# [PROVIDED RECORDS]
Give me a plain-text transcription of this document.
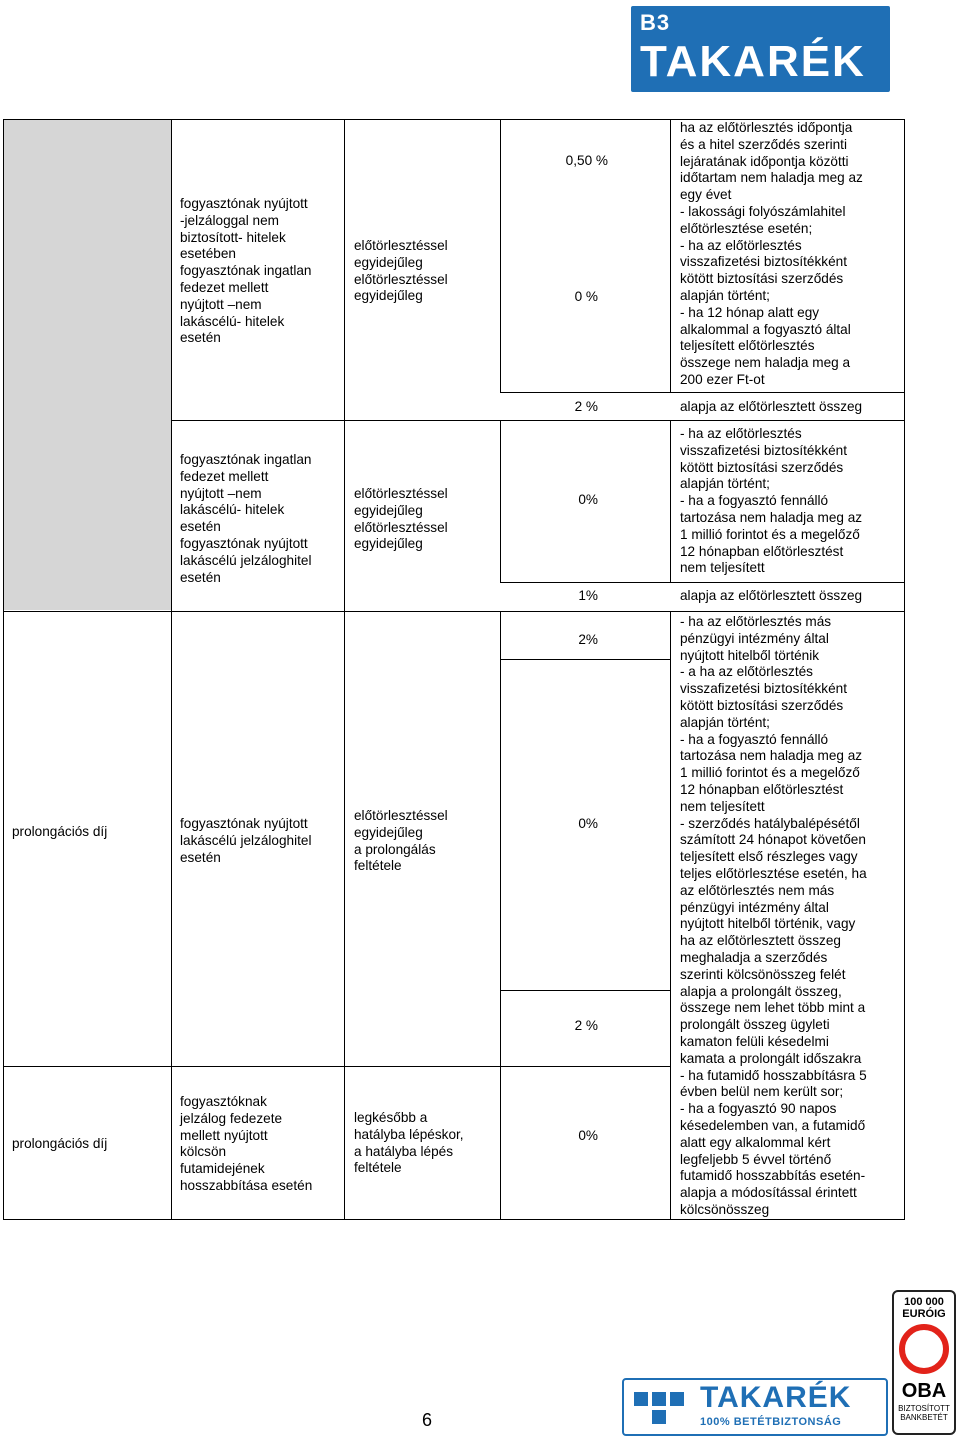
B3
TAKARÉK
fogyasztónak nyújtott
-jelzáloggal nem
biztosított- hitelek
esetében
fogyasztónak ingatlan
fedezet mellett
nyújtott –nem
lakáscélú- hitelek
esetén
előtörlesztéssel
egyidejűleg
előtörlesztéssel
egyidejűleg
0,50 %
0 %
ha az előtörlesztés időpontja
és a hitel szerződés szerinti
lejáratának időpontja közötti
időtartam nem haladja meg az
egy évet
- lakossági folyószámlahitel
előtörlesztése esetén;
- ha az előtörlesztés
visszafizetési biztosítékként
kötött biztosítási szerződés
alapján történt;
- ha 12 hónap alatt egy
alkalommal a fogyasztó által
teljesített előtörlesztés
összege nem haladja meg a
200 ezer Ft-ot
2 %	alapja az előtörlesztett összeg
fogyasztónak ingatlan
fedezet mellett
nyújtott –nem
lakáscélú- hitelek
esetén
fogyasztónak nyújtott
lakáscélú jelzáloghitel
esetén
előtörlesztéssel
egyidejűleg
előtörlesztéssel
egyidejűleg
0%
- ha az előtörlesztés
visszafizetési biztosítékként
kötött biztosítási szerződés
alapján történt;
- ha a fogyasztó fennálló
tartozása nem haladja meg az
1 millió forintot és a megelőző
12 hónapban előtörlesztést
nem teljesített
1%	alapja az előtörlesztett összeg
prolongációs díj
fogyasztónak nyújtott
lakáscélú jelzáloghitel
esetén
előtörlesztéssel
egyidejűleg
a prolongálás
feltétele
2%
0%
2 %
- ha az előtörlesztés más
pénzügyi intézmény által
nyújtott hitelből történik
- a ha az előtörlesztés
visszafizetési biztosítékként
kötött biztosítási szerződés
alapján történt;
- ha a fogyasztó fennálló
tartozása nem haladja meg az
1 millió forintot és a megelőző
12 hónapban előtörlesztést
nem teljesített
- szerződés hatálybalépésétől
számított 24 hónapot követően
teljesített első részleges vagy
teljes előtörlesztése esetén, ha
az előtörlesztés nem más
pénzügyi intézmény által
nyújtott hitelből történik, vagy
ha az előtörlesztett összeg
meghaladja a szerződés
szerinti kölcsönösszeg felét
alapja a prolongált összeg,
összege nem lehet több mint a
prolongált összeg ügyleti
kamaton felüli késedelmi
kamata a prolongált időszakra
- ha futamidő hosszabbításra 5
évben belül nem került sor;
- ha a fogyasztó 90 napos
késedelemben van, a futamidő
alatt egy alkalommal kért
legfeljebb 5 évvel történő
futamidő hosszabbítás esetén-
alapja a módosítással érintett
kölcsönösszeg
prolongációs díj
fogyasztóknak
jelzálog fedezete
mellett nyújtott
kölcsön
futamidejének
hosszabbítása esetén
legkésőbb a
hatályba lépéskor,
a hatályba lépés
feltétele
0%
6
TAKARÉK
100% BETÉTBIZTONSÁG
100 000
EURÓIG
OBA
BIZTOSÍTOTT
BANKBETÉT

# [WRITTEN EXERCISE]
Search the preceding listing for the word "alapja" and pull out every line that holds it.

# [RESULT OF THE TASK]
2 %	alapja az előtörlesztett összeg
1%	alapja az előtörlesztett összeg
alapja a prolongált összeg,
alapja a módosítással érintett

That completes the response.